Stored items:

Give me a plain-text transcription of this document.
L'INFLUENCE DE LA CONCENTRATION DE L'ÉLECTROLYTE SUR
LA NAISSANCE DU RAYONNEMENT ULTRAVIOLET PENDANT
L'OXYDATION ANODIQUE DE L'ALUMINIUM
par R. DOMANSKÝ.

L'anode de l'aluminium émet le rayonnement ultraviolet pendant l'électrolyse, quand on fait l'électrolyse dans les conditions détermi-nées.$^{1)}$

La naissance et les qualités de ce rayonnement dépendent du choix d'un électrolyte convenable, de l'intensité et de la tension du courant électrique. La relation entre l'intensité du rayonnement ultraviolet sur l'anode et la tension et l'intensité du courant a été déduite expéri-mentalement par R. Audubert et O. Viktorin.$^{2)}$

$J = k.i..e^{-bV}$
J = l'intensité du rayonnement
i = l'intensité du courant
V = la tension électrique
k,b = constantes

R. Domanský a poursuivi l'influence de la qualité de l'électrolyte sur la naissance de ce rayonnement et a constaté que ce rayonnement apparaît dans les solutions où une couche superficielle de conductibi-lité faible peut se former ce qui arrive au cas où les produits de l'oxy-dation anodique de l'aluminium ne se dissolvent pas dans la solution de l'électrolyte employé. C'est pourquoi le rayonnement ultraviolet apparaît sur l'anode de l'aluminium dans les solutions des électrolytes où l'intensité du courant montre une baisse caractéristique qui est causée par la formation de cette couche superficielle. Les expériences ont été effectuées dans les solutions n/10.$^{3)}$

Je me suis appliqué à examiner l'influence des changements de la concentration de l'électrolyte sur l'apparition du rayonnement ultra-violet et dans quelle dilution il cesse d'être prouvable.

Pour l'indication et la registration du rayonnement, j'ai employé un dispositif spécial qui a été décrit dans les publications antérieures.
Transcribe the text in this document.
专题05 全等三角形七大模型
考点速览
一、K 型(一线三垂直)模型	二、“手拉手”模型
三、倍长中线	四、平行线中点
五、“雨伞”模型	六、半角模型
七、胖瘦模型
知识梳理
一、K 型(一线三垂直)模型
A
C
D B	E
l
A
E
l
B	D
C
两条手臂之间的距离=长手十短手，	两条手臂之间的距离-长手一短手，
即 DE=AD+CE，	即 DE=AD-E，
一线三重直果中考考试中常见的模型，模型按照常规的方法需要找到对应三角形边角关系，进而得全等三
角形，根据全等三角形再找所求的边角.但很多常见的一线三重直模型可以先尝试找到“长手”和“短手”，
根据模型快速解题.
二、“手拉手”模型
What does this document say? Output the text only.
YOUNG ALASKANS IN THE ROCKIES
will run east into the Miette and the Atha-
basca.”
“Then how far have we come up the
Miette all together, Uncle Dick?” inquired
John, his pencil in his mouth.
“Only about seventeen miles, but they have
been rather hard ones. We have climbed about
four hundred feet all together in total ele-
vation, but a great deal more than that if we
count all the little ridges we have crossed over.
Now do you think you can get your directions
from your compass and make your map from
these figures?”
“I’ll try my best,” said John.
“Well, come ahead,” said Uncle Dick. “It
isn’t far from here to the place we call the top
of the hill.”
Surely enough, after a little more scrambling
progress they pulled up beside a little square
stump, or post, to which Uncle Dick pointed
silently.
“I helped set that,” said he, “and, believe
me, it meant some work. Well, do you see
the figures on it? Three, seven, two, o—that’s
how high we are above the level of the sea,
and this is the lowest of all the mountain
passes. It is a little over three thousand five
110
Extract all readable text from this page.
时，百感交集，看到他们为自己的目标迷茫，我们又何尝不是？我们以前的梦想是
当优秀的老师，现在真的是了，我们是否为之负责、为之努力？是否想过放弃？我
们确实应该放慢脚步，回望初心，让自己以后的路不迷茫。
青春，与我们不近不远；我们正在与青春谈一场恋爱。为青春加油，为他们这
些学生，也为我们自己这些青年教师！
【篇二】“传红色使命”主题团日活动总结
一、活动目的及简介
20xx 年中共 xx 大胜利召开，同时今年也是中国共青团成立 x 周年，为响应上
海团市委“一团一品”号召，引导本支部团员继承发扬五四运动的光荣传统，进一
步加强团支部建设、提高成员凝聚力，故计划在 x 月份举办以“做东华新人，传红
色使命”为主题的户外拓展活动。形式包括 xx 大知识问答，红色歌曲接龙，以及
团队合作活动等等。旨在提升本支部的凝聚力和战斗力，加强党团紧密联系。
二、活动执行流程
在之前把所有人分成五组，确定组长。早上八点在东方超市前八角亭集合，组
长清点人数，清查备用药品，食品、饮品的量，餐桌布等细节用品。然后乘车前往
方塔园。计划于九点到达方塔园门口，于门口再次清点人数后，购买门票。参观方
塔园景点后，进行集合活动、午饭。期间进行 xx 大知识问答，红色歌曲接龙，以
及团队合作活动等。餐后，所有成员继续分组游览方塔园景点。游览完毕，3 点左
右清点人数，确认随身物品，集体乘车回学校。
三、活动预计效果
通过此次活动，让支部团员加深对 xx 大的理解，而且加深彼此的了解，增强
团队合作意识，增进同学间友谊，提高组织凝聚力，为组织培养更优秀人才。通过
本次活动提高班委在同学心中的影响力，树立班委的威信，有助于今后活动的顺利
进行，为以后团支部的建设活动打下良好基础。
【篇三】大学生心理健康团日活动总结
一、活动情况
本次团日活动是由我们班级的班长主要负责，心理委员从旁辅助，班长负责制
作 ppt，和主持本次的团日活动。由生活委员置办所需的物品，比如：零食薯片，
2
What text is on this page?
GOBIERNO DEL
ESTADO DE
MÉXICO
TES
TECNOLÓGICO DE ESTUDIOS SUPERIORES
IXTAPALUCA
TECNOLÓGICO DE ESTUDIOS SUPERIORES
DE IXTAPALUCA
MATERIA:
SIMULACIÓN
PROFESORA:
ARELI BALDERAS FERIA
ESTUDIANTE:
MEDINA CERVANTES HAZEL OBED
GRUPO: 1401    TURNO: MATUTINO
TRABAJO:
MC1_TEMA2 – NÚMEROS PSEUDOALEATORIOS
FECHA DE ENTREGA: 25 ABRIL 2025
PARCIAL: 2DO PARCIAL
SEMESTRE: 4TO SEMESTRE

EXERCISE: Without changing a word, restate the whole listing.

PROBLEM SOLUTION:
Give me a plain-text transcription of this document.
L'INFLUENCE DE LA CONCENTRATION DE L'ÉLECTROLYTE SUR
LA NAISSANCE DU RAYONNEMENT ULTRAVIOLET PENDANT
L'OXYDATION ANODIQUE DE L'ALUMINIUM
par R. DOMANSKÝ.

L'anode de l'aluminium émet le rayonnement ultraviolet pendant l'électrolyse, quand on fait l'électrolyse dans les conditions détermi-nées.$^{1)}$

La naissance et les qualités de ce rayonnement dépendent du choix d'un électrolyte convenable, de l'intensité et de la tension du courant électrique. La relation entre l'intensité du rayonnement ultraviolet sur l'anode et la tension et l'intensité du courant a été déduite expéri-mentalement par R. Audubert et O. Viktorin.$^{2)}$

$J = k.i..e^{-bV}$
J = l'intensité du rayonnement
i = l'intensité du courant
V = la tension électrique
k,b = constantes

R. Domanský a poursuivi l'influence de la qualité de l'électrolyte sur la naissance de ce rayonnement et a constaté que ce rayonnement apparaît dans les solutions où une couche superficielle de conductibi-lité faible peut se former ce qui arrive au cas où les produits de l'oxy-dation anodique de l'aluminium ne se dissolvent pas dans la solution de l'électrolyte employé. C'est pourquoi le rayonnement ultraviolet apparaît sur l'anode de l'aluminium dans les solutions des électrolytes où l'intensité du courant montre une baisse caractéristique qui est causée par la formation de cette couche superficielle. Les expériences ont été effectuées dans les solutions n/10.$^{3)}$

Je me suis appliqué à examiner l'influence des changements de la concentration de l'électrolyte sur l'apparition du rayonnement ultra-violet et dans quelle dilution il cesse d'être prouvable.

Pour l'indication et la registration du rayonnement, j'ai employé un dispositif spécial qui a été décrit dans les publications antérieures.
Transcribe the text in this document.
专题05 全等三角形七大模型
考点速览
一、K 型(一线三垂直)模型	二、“手拉手”模型
三、倍长中线	四、平行线中点
五、“雨伞”模型	六、半角模型
七、胖瘦模型
知识梳理
一、K 型(一线三垂直)模型
A
C
D B	E
l
A
E
l
B	D
C
两条手臂之间的距离=长手十短手，	两条手臂之间的距离-长手一短手，
即 DE=AD+CE，	即 DE=AD-E，
一线三重直果中考考试中常见的模型，模型按照常规的方法需要找到对应三角形边角关系，进而得全等三
角形，根据全等三角形再找所求的边角.但很多常见的一线三重直模型可以先尝试找到“长手”和“短手”，
根据模型快速解题.
二、“手拉手”模型
What does this document say? Output the text only.
YOUNG ALASKANS IN THE ROCKIES
will run east into the Miette and the Atha-
basca.”
“Then how far have we come up the
Miette all together, Uncle Dick?” inquired
John, his pencil in his mouth.
“Only about seventeen miles, but they have
been rather hard ones. We have climbed about
four hundred feet all together in total ele-
vation, but a great deal more than that if we
count all the little ridges we have crossed over.
Now do you think you can get your directions
from your compass and make your map from
these figures?”
“I’ll try my best,” said John.
“Well, come ahead,” said Uncle Dick. “It
isn’t far from here to the place we call the top
of the hill.”
Surely enough, after a little more scrambling
progress they pulled up beside a little square
stump, or post, to which Uncle Dick pointed
silently.
“I helped set that,” said he, “and, believe
me, it meant some work. Well, do you see
the figures on it? Three, seven, two, o—that’s
how high we are above the level of the sea,
and this is the lowest of all the mountain
passes. It is a little over three thousand five
110
Extract all readable text from this page.
时，百感交集，看到他们为自己的目标迷茫，我们又何尝不是？我们以前的梦想是
当优秀的老师，现在真的是了，我们是否为之负责、为之努力？是否想过放弃？我
们确实应该放慢脚步，回望初心，让自己以后的路不迷茫。
青春，与我们不近不远；我们正在与青春谈一场恋爱。为青春加油，为他们这
些学生，也为我们自己这些青年教师！
【篇二】“传红色使命”主题团日活动总结
一、活动目的及简介
20xx 年中共 xx 大胜利召开，同时今年也是中国共青团成立 x 周年，为响应上
海团市委“一团一品”号召，引导本支部团员继承发扬五四运动的光荣传统，进一
步加强团支部建设、提高成员凝聚力，故计划在 x 月份举办以“做东华新人，传红
色使命”为主题的户外拓展活动。形式包括 xx 大知识问答，红色歌曲接龙，以及
团队合作活动等等。旨在提升本支部的凝聚力和战斗力，加强党团紧密联系。
二、活动执行流程
在之前把所有人分成五组，确定组长。早上八点在东方超市前八角亭集合，组
长清点人数，清查备用药品，食品、饮品的量，餐桌布等细节用品。然后乘车前往
方塔园。计划于九点到达方塔园门口，于门口再次清点人数后，购买门票。参观方
塔园景点后，进行集合活动、午饭。期间进行 xx 大知识问答，红色歌曲接龙，以
及团队合作活动等。餐后，所有成员继续分组游览方塔园景点。游览完毕，3 点左
右清点人数，确认随身物品，集体乘车回学校。
三、活动预计效果
通过此次活动，让支部团员加深对 xx 大的理解，而且加深彼此的了解，增强
团队合作意识，增进同学间友谊，提高组织凝聚力，为组织培养更优秀人才。通过
本次活动提高班委在同学心中的影响力，树立班委的威信，有助于今后活动的顺利
进行，为以后团支部的建设活动打下良好基础。
【篇三】大学生心理健康团日活动总结
一、活动情况
本次团日活动是由我们班级的班长主要负责，心理委员从旁辅助，班长负责制
作 ppt，和主持本次的团日活动。由生活委员置办所需的物品，比如：零食薯片，
2
What text is on this page?
GOBIERNO DEL
ESTADO DE
MÉXICO
TES
TECNOLÓGICO DE ESTUDIOS SUPERIORES
IXTAPALUCA
TECNOLÓGICO DE ESTUDIOS SUPERIORES
DE IXTAPALUCA
MATERIA:
SIMULACIÓN
PROFESORA:
ARELI BALDERAS FERIA
ESTUDIANTE:
MEDINA CERVANTES HAZEL OBED
GRUPO: 1401    TURNO: MATUTINO
TRABAJO:
MC1_TEMA2 – NÚMEROS PSEUDOALEATORIOS
FECHA DE ENTREGA: 25 ABRIL 2025
PARCIAL: 2DO PARCIAL
SEMESTRE: 4TO SEMESTRE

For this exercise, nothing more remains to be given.